#### Extracted records
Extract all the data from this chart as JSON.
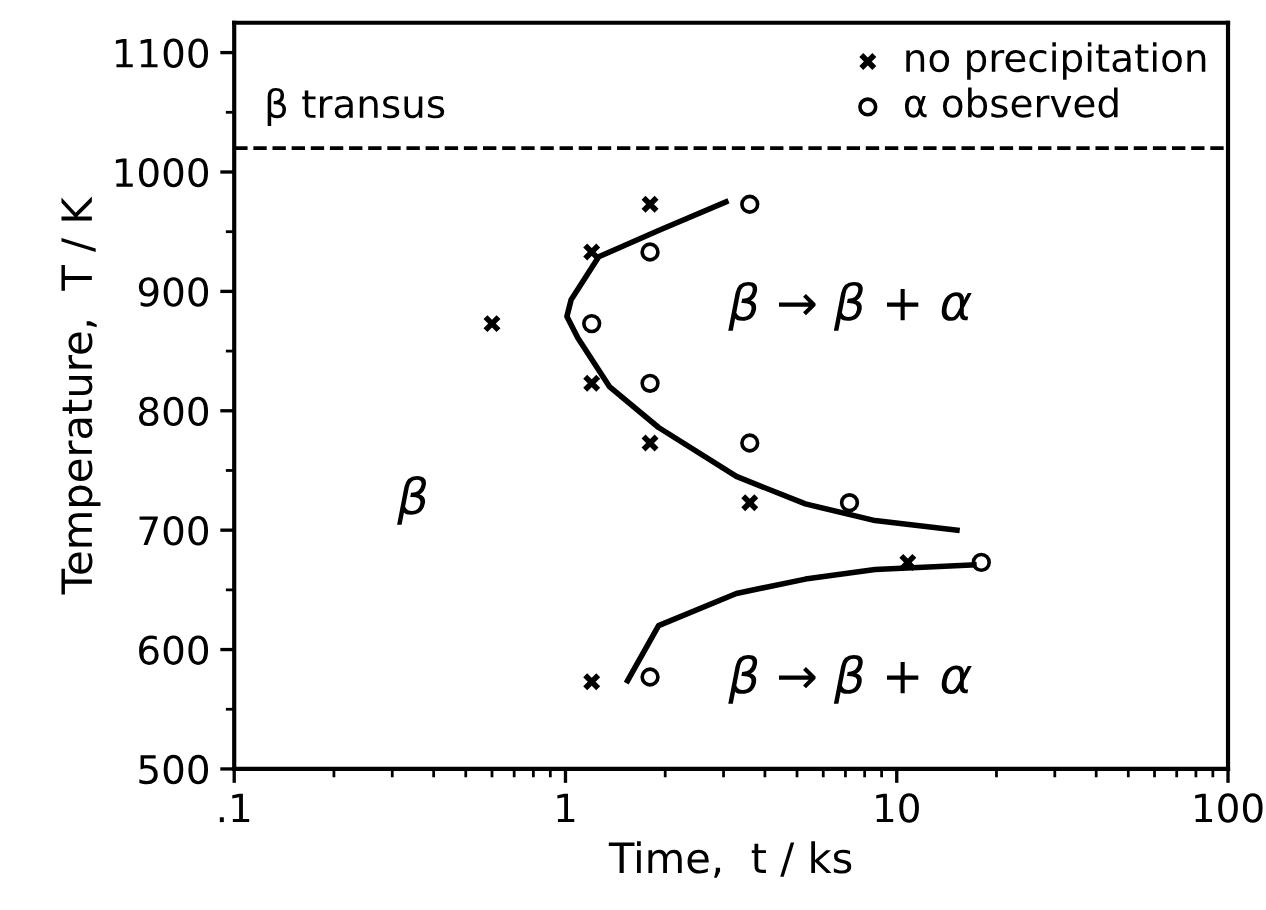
{
  "chart_data": {
    "type": "scatter",
    "xlabel": "Time,  t / ks",
    "ylabel": "Temperature,  T / K",
    "log": "x",
    "xlim": [
      0.1,
      100
    ],
    "xticks": [
      {
        "value": 0.1,
        "label": ".1"
      },
      1,
      10,
      100
    ],
    "ylim": [
      500,
      1125
    ],
    "yticks": [
      500,
      600,
      700,
      800,
      900,
      1000,
      1100
    ],
    "grid": false,
    "legend": "top right",
    "series": [
      {
        "name": "no precipitation",
        "marker": "cross",
        "color": "#000000",
        "x": [
          1.8,
          1.2,
          0.6,
          1.2,
          1.8,
          3.6,
          10.8,
          1.2
        ],
        "values": [
          973,
          933,
          873,
          823,
          773,
          723,
          673,
          573
        ]
      },
      {
        "name": "α observed",
        "marker": "circle",
        "color": "#000000",
        "x": [
          3.6,
          1.8,
          1.2,
          1.8,
          3.6,
          7.2,
          18,
          1.8
        ],
        "values": [
          973,
          933,
          873,
          823,
          773,
          723,
          673,
          577
        ]
      },
      {
        "type": "line",
        "marker": "none",
        "color": "#000000",
        "x": [
          3.05,
          1.91,
          1.26,
          1.04,
          1.01,
          1.09,
          1.36,
          1.91,
          3.28,
          5.3,
          8.6,
          15.2
        ],
        "values": [
          975,
          951,
          929,
          893,
          879,
          861,
          820,
          786,
          745,
          722,
          708,
          700
        ]
      },
      {
        "type": "line",
        "marker": "none",
        "color": "#000000",
        "x": [
          1.54,
          1.91,
          3.28,
          5.3,
          8.6,
          17.1
        ],
        "values": [
          574,
          620,
          647,
          659,
          667,
          671
        ]
      }
    ],
    "ref_lines": [
      {
        "axis": "y",
        "value": 1020,
        "label": "β transus",
        "line_style": "dashed",
        "color": "#000000"
      }
    ],
    "annotations": [
      "β → β + α",
      "β → β + α",
      "β"
    ]
  }
}
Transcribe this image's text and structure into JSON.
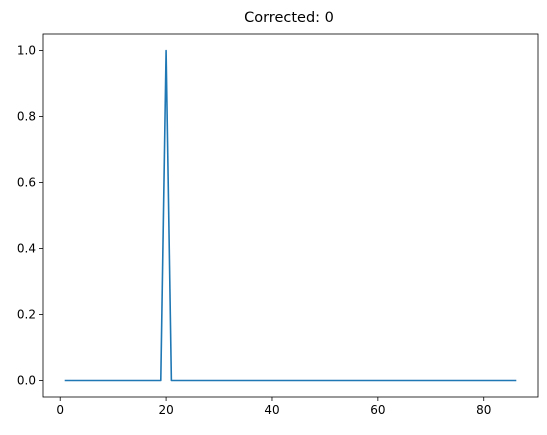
{
  "chart_data": {
    "type": "line",
    "title": "Corrected: 0",
    "xlabel": "",
    "ylabel": "",
    "xlim": [
      -3.25,
      90.25
    ],
    "ylim": [
      -0.05,
      1.05
    ],
    "xticks": [
      0,
      20,
      40,
      60,
      80
    ],
    "xtick_labels": [
      "0",
      "20",
      "40",
      "60",
      "80"
    ],
    "yticks": [
      0.0,
      0.2,
      0.4,
      0.6,
      0.8,
      1.0
    ],
    "ytick_labels": [
      "0.0",
      "0.2",
      "0.4",
      "0.6",
      "0.8",
      "1.0"
    ],
    "grid": false,
    "series": [
      {
        "color": "#1f77b4",
        "x": [
          1,
          19,
          20,
          21,
          86
        ],
        "y": [
          0,
          0,
          1,
          0,
          0
        ]
      }
    ]
  }
}
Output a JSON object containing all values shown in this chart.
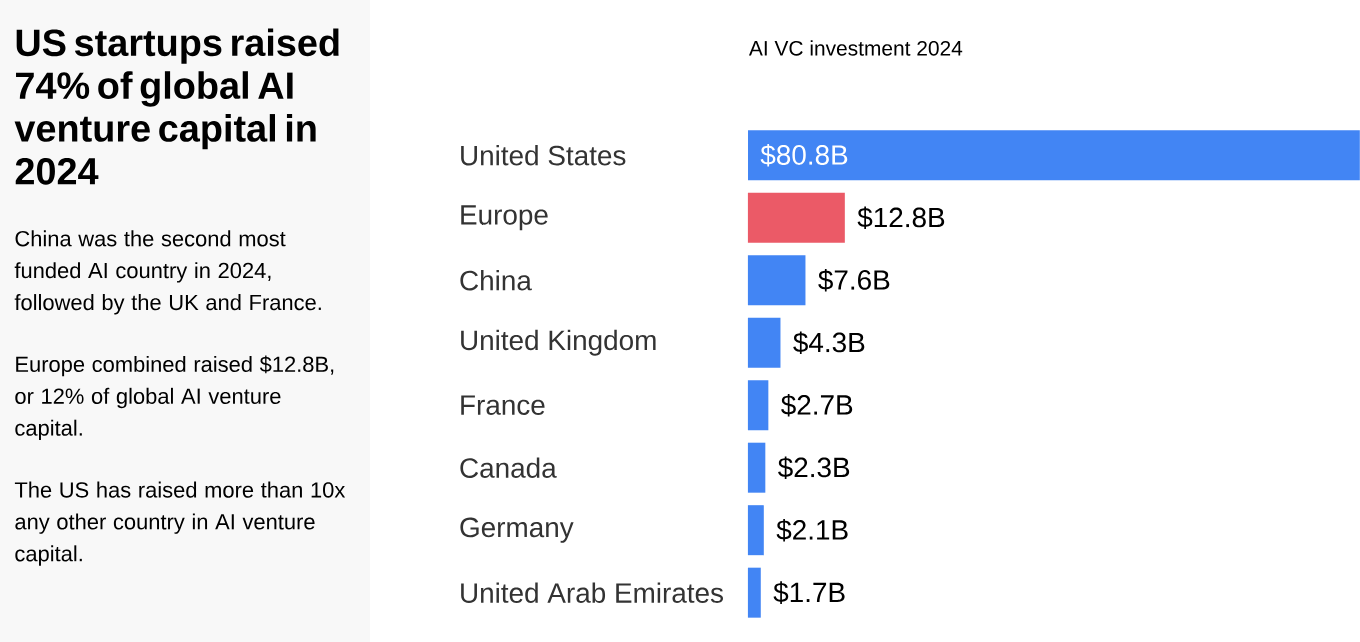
{
  "chart_data": {
    "type": "bar",
    "orientation": "horizontal",
    "title": "AI VC investment 2024",
    "annotations": [
      "US startups raised 74% of global AI venture capital in 2024",
      "China was the second most funded AI country in 2024, followed by the UK and France.",
      "Europe combined raised $12.8B, or 12% of global AI venture capital.",
      "The US has raised more than 10x any other country in AI venture capital."
    ],
    "categories": [
      "United States",
      "Europe",
      "China",
      "United Kingdom",
      "France",
      "Canada",
      "Germany",
      "United Arab Emirates"
    ],
    "values": [
      80.8,
      12.8,
      7.6,
      4.3,
      2.7,
      2.3,
      2.1,
      1.7
    ],
    "value_labels": [
      "$80.8B",
      "$12.8B",
      "$7.6B",
      "$4.3B",
      "$2.7B",
      "$2.3B",
      "$2.1B",
      "$1.7B"
    ],
    "colors": [
      "#4285f4",
      "#eb5a67",
      "#4285f4",
      "#4285f4",
      "#4285f4",
      "#4285f4",
      "#4285f4",
      "#4285f4"
    ],
    "data_labels": false
  }
}
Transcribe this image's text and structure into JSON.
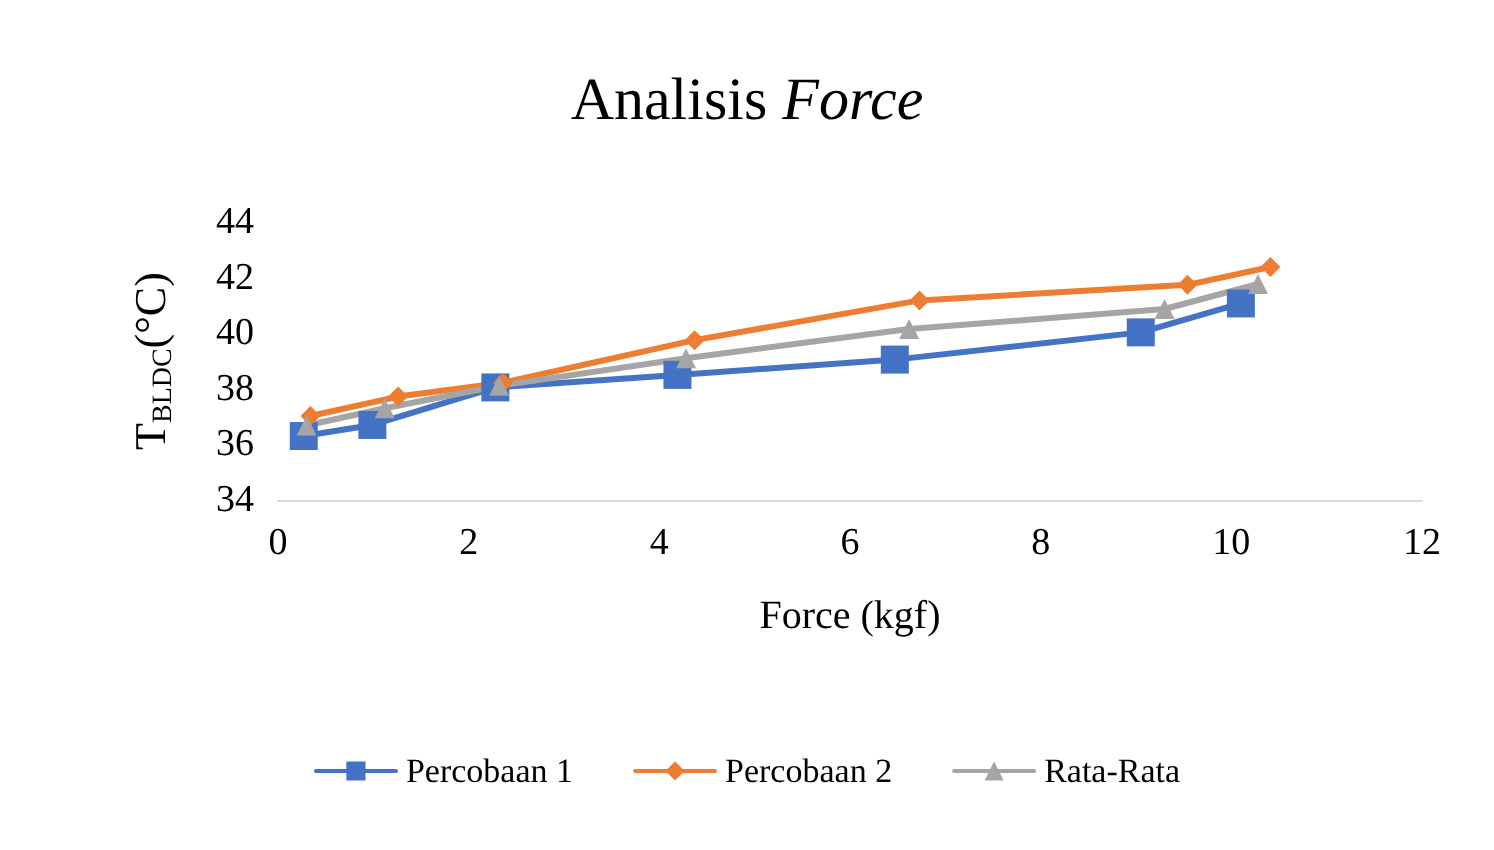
{
  "chart_data": {
    "type": "line",
    "title": "Analisis Force",
    "xlabel": "Force (kgf)",
    "ylabel": "T$_{BLDC}$(°C)",
    "xlim": [
      0,
      12
    ],
    "xticks": [
      0,
      2,
      4,
      6,
      8,
      10,
      12
    ],
    "ylim": [
      34,
      44
    ],
    "yticks": [
      34,
      36,
      38,
      40,
      42,
      44
    ],
    "grid": false,
    "legend": "bottom",
    "series": [
      {
        "name": "Percobaan 1",
        "color": "#4472c4",
        "marker": "square",
        "x": [
          0.27,
          0.99,
          2.28,
          4.19,
          6.47,
          9.05,
          10.1
        ],
        "values": [
          36.3,
          36.7,
          38.05,
          38.5,
          39.05,
          40.03,
          41.07
        ]
      },
      {
        "name": "Percobaan 2",
        "color": "#ed7d31",
        "marker": "diamond",
        "x": [
          0.34,
          1.26,
          2.36,
          4.37,
          6.73,
          9.54,
          10.41
        ],
        "values": [
          37.02,
          37.72,
          38.22,
          39.75,
          41.18,
          41.74,
          42.38
        ]
      },
      {
        "name": "Rata-Rata",
        "color": "#a5a5a5",
        "marker": "triangle",
        "x": [
          0.3,
          1.12,
          2.32,
          4.28,
          6.62,
          9.3,
          10.28
        ],
        "values": [
          36.68,
          37.3,
          38.11,
          39.1,
          40.15,
          40.87,
          41.77
        ]
      }
    ]
  }
}
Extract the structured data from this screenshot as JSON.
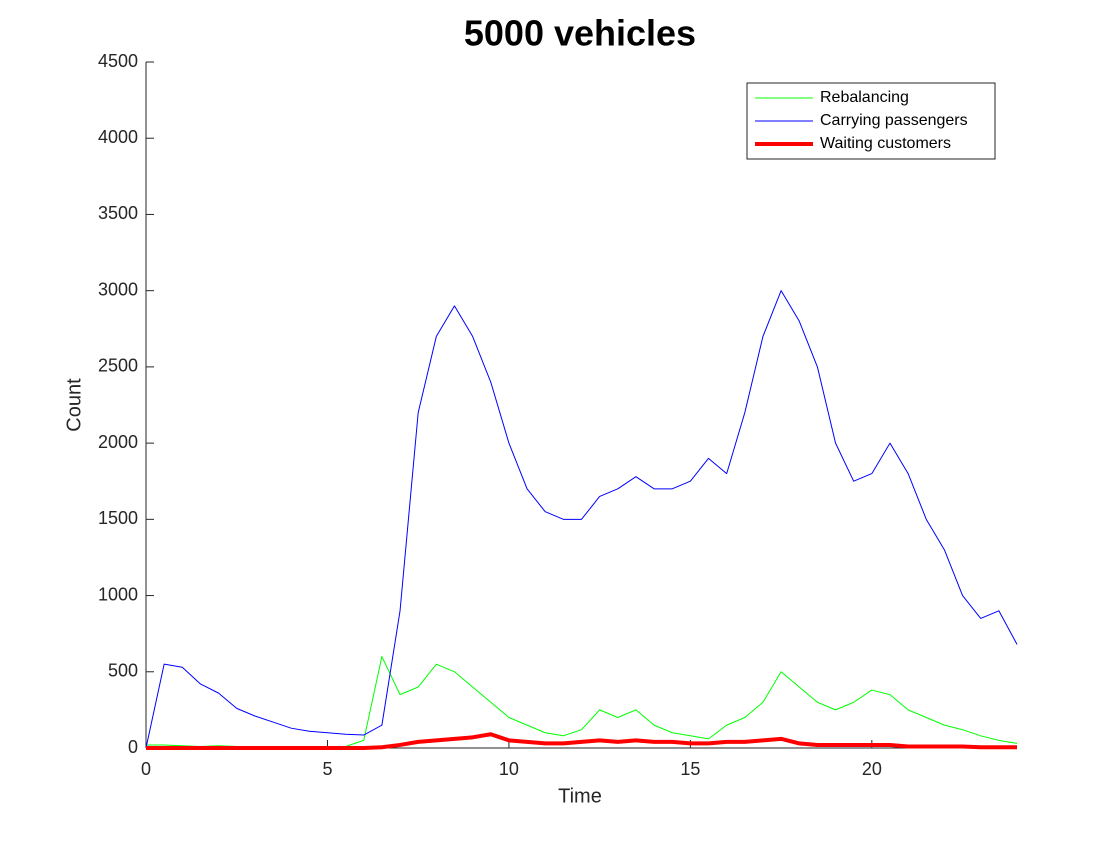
{
  "chart_data": {
    "type": "line",
    "title": "5000 vehicles",
    "x_label": "Time",
    "y_label": "Count",
    "x": [
      0,
      0.5,
      1,
      1.5,
      2,
      2.5,
      3,
      3.5,
      4,
      4.5,
      5,
      5.5,
      6,
      6.5,
      7,
      7.5,
      8,
      8.5,
      9,
      9.5,
      10,
      10.5,
      11,
      11.5,
      12,
      12.5,
      13,
      13.5,
      14,
      14.5,
      15,
      15.5,
      16,
      16.5,
      17,
      17.5,
      18,
      18.5,
      19,
      19.5,
      20,
      20.5,
      21,
      21.5,
      22,
      22.5,
      23,
      23.5,
      24
    ],
    "series": [
      {
        "name": "Rebalancing",
        "color": "#00ff00",
        "width": 1,
        "values": [
          20,
          20,
          15,
          10,
          15,
          10,
          10,
          10,
          5,
          5,
          5,
          10,
          50,
          600,
          350,
          400,
          550,
          500,
          400,
          300,
          200,
          150,
          100,
          80,
          120,
          250,
          200,
          250,
          150,
          100,
          80,
          60,
          150,
          200,
          300,
          500,
          400,
          300,
          250,
          300,
          380,
          350,
          250,
          200,
          150,
          120,
          80,
          50,
          30
        ]
      },
      {
        "name": "Carrying passengers",
        "color": "#0000ff",
        "width": 1,
        "values": [
          0,
          550,
          530,
          420,
          360,
          260,
          210,
          170,
          130,
          110,
          100,
          90,
          85,
          150,
          900,
          2200,
          2700,
          2900,
          2700,
          2400,
          2000,
          1700,
          1550,
          1500,
          1500,
          1650,
          1700,
          1780,
          1700,
          1700,
          1750,
          1900,
          1800,
          2200,
          2700,
          3000,
          2800,
          2500,
          2000,
          1750,
          1800,
          2000,
          1800,
          1500,
          1300,
          1000,
          850,
          900,
          680
        ]
      },
      {
        "name": "Waiting customers",
        "color": "#ff0000",
        "width": 4,
        "values": [
          0,
          0,
          0,
          0,
          0,
          0,
          0,
          0,
          0,
          0,
          0,
          0,
          0,
          5,
          20,
          40,
          50,
          60,
          70,
          90,
          50,
          40,
          30,
          30,
          40,
          50,
          40,
          50,
          40,
          40,
          30,
          30,
          40,
          40,
          50,
          60,
          30,
          20,
          20,
          20,
          20,
          20,
          10,
          10,
          10,
          10,
          5,
          5,
          5
        ]
      }
    ],
    "xlim": [
      0,
      24
    ],
    "xticks": [
      0,
      5,
      10,
      15,
      20
    ],
    "ylim": [
      0,
      4500
    ],
    "yticks": [
      0,
      500,
      1000,
      1500,
      2000,
      2500,
      3000,
      3500,
      4000,
      4500
    ],
    "legend": "top-right"
  }
}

#### Problem description
Find each line holding the word "legend" and copy it.

#### Exercise answer
    "legend": "top right",
    "legend": "bottom",
    "legend": "top-right"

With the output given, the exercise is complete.